■ To do: Change every "interactable" in the material below to "clickable" and write all the lines out again, keeping everything else the same.

— START —

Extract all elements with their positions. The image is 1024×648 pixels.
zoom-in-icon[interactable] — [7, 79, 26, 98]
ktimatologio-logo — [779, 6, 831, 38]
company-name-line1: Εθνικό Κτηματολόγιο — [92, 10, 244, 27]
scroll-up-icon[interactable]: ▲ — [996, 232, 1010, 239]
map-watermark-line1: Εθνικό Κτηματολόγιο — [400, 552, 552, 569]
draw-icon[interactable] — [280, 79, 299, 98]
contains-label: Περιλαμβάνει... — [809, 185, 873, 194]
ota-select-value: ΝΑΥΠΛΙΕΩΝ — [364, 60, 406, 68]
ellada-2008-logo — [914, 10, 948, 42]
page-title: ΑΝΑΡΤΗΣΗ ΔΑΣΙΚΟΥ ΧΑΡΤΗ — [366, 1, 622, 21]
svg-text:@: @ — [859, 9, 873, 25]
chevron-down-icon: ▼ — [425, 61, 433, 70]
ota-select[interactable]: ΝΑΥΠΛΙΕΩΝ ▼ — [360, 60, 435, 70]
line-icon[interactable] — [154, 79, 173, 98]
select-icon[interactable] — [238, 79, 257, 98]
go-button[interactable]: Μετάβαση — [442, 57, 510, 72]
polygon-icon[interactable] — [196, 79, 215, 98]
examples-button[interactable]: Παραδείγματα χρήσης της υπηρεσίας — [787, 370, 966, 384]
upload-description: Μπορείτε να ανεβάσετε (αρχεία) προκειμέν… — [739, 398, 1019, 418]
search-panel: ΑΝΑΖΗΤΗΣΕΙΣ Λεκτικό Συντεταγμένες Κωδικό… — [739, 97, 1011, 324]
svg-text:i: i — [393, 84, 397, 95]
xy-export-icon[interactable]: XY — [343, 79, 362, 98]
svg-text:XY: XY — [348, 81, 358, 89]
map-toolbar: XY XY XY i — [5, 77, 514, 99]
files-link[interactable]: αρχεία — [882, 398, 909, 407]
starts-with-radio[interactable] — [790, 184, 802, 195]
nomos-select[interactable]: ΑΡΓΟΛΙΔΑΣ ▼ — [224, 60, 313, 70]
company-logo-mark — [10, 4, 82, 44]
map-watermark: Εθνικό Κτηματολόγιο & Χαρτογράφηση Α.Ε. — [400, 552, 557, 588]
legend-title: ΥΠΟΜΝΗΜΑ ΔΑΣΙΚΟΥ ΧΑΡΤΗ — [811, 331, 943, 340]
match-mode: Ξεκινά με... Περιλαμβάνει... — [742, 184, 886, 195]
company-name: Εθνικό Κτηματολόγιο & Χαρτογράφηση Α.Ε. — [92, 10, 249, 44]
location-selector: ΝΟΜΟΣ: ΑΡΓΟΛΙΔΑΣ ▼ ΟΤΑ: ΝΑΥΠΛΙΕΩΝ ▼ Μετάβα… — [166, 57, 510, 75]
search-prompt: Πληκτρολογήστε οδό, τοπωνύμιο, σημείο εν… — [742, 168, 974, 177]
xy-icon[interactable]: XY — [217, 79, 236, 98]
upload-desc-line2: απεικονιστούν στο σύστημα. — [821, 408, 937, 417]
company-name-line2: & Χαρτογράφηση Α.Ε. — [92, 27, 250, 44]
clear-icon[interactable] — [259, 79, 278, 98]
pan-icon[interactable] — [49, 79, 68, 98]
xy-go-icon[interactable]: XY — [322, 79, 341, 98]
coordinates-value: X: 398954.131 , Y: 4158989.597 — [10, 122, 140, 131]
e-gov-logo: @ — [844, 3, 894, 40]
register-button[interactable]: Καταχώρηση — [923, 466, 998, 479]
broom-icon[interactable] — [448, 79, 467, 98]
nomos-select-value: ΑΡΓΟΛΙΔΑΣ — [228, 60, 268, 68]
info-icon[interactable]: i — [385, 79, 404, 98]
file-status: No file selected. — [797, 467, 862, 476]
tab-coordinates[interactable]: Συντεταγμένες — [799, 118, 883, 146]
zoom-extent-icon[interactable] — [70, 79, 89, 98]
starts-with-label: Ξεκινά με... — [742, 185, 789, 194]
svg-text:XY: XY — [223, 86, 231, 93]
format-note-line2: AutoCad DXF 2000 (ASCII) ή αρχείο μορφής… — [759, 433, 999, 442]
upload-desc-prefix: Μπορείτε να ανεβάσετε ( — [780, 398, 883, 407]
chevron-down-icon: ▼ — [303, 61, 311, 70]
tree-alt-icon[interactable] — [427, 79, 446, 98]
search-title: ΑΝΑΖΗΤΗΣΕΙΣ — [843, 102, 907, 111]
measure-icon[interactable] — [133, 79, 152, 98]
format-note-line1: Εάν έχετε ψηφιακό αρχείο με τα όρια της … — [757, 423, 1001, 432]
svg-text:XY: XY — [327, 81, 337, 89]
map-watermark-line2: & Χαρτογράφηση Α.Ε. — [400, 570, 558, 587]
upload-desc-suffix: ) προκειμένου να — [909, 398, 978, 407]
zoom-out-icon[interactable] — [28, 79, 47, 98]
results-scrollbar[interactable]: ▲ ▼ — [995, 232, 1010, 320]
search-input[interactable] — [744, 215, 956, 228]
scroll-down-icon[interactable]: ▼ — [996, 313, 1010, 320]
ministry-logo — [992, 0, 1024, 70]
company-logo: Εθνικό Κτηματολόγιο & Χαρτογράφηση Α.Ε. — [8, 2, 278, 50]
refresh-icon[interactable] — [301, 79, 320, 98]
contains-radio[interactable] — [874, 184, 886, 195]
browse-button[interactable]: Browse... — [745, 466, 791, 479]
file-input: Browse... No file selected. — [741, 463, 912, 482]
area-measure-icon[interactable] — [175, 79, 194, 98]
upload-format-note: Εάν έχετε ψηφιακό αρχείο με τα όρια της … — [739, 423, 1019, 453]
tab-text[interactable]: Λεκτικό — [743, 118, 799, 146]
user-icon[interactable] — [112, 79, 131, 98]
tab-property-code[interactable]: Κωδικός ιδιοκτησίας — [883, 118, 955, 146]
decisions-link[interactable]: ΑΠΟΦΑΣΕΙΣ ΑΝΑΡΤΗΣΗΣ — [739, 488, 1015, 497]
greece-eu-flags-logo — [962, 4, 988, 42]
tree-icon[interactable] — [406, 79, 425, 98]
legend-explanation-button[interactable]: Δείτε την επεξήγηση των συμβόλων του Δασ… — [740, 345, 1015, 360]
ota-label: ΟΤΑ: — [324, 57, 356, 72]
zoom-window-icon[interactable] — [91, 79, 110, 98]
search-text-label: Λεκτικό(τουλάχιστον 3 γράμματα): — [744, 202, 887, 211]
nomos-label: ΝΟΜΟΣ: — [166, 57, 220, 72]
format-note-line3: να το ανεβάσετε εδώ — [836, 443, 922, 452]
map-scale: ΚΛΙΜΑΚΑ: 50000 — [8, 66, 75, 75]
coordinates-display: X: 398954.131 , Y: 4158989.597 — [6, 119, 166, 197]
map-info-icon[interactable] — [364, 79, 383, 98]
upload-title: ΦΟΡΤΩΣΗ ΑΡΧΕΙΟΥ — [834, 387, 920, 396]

— END —

■ Response:
Extract all elements with their positions. The image is 1024×648 pixels.
zoom-in-icon[clickable] — [7, 79, 26, 98]
ktimatologio-logo — [779, 6, 831, 38]
company-name-line1: Εθνικό Κτηματολόγιο — [92, 10, 244, 27]
scroll-up-icon[clickable]: ▲ — [996, 232, 1010, 239]
map-watermark-line1: Εθνικό Κτηματολόγιο — [400, 552, 552, 569]
draw-icon[clickable] — [280, 79, 299, 98]
contains-label: Περιλαμβάνει... — [809, 185, 873, 194]
ota-select-value: ΝΑΥΠΛΙΕΩΝ — [364, 60, 406, 68]
ellada-2008-logo — [914, 10, 948, 42]
page-title: ΑΝΑΡΤΗΣΗ ΔΑΣΙΚΟΥ ΧΑΡΤΗ — [366, 1, 622, 21]
svg-text:@: @ — [859, 9, 873, 25]
chevron-down-icon: ▼ — [425, 61, 433, 70]
ota-select[clickable]: ΝΑΥΠΛΙΕΩΝ ▼ — [360, 60, 435, 70]
line-icon[clickable] — [154, 79, 173, 98]
select-icon[clickable] — [238, 79, 257, 98]
go-button[clickable]: Μετάβαση — [442, 57, 510, 72]
polygon-icon[clickable] — [196, 79, 215, 98]
examples-button[clickable]: Παραδείγματα χρήσης της υπηρεσίας — [787, 370, 966, 384]
upload-description: Μπορείτε να ανεβάσετε (αρχεία) προκειμέν… — [739, 398, 1019, 418]
search-panel: ΑΝΑΖΗΤΗΣΕΙΣ Λεκτικό Συντεταγμένες Κωδικό… — [739, 97, 1011, 324]
svg-text:i: i — [393, 84, 397, 95]
xy-export-icon[clickable]: XY — [343, 79, 362, 98]
svg-text:XY: XY — [348, 81, 358, 89]
map-toolbar: XY XY XY i — [5, 77, 514, 99]
files-link[clickable]: αρχεία — [882, 398, 909, 407]
starts-with-radio[clickable] — [790, 184, 802, 195]
nomos-select[clickable]: ΑΡΓΟΛΙΔΑΣ ▼ — [224, 60, 313, 70]
company-logo-mark — [10, 4, 82, 44]
map-watermark: Εθνικό Κτηματολόγιο & Χαρτογράφηση Α.Ε. — [400, 552, 557, 588]
legend-title: ΥΠΟΜΝΗΜΑ ΔΑΣΙΚΟΥ ΧΑΡΤΗ — [811, 331, 943, 340]
match-mode: Ξεκινά με... Περιλαμβάνει... — [742, 184, 886, 195]
company-name: Εθνικό Κτηματολόγιο & Χαρτογράφηση Α.Ε. — [92, 10, 249, 44]
location-selector: ΝΟΜΟΣ: ΑΡΓΟΛΙΔΑΣ ▼ ΟΤΑ: ΝΑΥΠΛΙΕΩΝ ▼ Μετάβα… — [166, 57, 510, 75]
search-prompt: Πληκτρολογήστε οδό, τοπωνύμιο, σημείο εν… — [742, 168, 974, 177]
xy-icon[clickable]: XY — [217, 79, 236, 98]
upload-desc-line2: απεικονιστούν στο σύστημα. — [821, 408, 937, 417]
company-name-line2: & Χαρτογράφηση Α.Ε. — [92, 27, 250, 44]
clear-icon[clickable] — [259, 79, 278, 98]
pan-icon[clickable] — [49, 79, 68, 98]
xy-go-icon[clickable]: XY — [322, 79, 341, 98]
coordinates-value: X: 398954.131 , Y: 4158989.597 — [10, 122, 140, 131]
e-gov-logo: @ — [844, 3, 894, 40]
register-button[clickable]: Καταχώρηση — [923, 466, 998, 479]
broom-icon[clickable] — [448, 79, 467, 98]
nomos-select-value: ΑΡΓΟΛΙΔΑΣ — [228, 60, 268, 68]
info-icon[clickable]: i — [385, 79, 404, 98]
file-status: No file selected. — [797, 467, 862, 476]
tab-coordinates[clickable]: Συντεταγμένες — [799, 118, 883, 146]
zoom-extent-icon[clickable] — [70, 79, 89, 98]
starts-with-label: Ξεκινά με... — [742, 185, 789, 194]
svg-text:XY: XY — [223, 86, 231, 93]
format-note-line2: AutoCad DXF 2000 (ASCII) ή αρχείο μορφής… — [759, 433, 999, 442]
upload-desc-prefix: Μπορείτε να ανεβάσετε ( — [780, 398, 883, 407]
chevron-down-icon: ▼ — [303, 61, 311, 70]
tree-alt-icon[clickable] — [427, 79, 446, 98]
search-title: ΑΝΑΖΗΤΗΣΕΙΣ — [843, 102, 907, 111]
measure-icon[clickable] — [133, 79, 152, 98]
format-note-line1: Εάν έχετε ψηφιακό αρχείο με τα όρια της … — [757, 423, 1001, 432]
svg-text:XY: XY — [327, 81, 337, 89]
map-watermark-line2: & Χαρτογράφηση Α.Ε. — [400, 570, 558, 587]
upload-desc-suffix: ) προκειμένου να — [909, 398, 978, 407]
zoom-out-icon[clickable] — [28, 79, 47, 98]
results-scrollbar[clickable]: ▲ ▼ — [995, 232, 1010, 320]
search-input[clickable] — [744, 215, 956, 228]
scroll-down-icon[clickable]: ▼ — [996, 313, 1010, 320]
ministry-logo — [992, 0, 1024, 70]
company-logo: Εθνικό Κτηματολόγιο & Χαρτογράφηση Α.Ε. — [8, 2, 278, 50]
refresh-icon[clickable] — [301, 79, 320, 98]
contains-radio[clickable] — [874, 184, 886, 195]
browse-button[clickable]: Browse... — [745, 466, 791, 479]
file-input: Browse... No file selected. — [741, 463, 912, 482]
area-measure-icon[clickable] — [175, 79, 194, 98]
upload-format-note: Εάν έχετε ψηφιακό αρχείο με τα όρια της … — [739, 423, 1019, 453]
tab-text[clickable]: Λεκτικό — [743, 118, 799, 146]
user-icon[clickable] — [112, 79, 131, 98]
tab-property-code[clickable]: Κωδικός ιδιοκτησίας — [883, 118, 955, 146]
decisions-link[clickable]: ΑΠΟΦΑΣΕΙΣ ΑΝΑΡΤΗΣΗΣ — [739, 488, 1015, 497]
greece-eu-flags-logo — [962, 4, 988, 42]
tree-icon[clickable] — [406, 79, 425, 98]
legend-explanation-button[clickable]: Δείτε την επεξήγηση των συμβόλων του Δασ… — [740, 345, 1015, 360]
ota-label: ΟΤΑ: — [324, 57, 356, 72]
zoom-window-icon[clickable] — [91, 79, 110, 98]
search-text-label: Λεκτικό(τουλάχιστον 3 γράμματα): — [744, 202, 887, 211]
nomos-label: ΝΟΜΟΣ: — [166, 57, 220, 72]
format-note-line3: να το ανεβάσετε εδώ — [836, 443, 922, 452]
map-scale: ΚΛΙΜΑΚΑ: 50000 — [8, 66, 75, 75]
coordinates-display: X: 398954.131 , Y: 4158989.597 — [6, 119, 166, 197]
map-info-icon[clickable] — [364, 79, 383, 98]
upload-title: ΦΟΡΤΩΣΗ ΑΡΧΕΙΟΥ — [834, 387, 920, 396]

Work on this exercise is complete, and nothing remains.